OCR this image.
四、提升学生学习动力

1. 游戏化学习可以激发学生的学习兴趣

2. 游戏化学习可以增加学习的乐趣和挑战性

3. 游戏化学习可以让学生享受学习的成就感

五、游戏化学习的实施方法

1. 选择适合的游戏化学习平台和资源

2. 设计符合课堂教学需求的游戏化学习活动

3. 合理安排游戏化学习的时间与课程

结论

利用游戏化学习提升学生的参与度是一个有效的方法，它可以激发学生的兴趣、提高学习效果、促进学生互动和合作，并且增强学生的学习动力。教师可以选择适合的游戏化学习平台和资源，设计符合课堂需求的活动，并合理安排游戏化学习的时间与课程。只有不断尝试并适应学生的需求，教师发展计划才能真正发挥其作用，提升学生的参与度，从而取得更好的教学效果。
:::::
Given request:
From the listing above, extract every line exactly as it stands.

Finished exercise:
OCR this image.
四、提升学生学习动力

1. 游戏化学习可以激发学生的学习兴趣

2. 游戏化学习可以增加学习的乐趣和挑战性

3. 游戏化学习可以让学生享受学习的成就感

五、游戏化学习的实施方法

1. 选择适合的游戏化学习平台和资源

2. 设计符合课堂教学需求的游戏化学习活动

3. 合理安排游戏化学习的时间与课程

结论

利用游戏化学习提升学生的参与度是一个有效的方法，它可以激发学生的兴趣、提高学习效果、促进学生互动和合作，并且增强学生的学习动力。教师可以选择适合的游戏化学习平台和资源，设计符合课堂需求的活动，并合理安排游戏化学习的时间与课程。只有不断尝试并适应学生的需求，教师发展计划才能真正发挥其作用，提升学生的参与度，从而取得更好的教学效果。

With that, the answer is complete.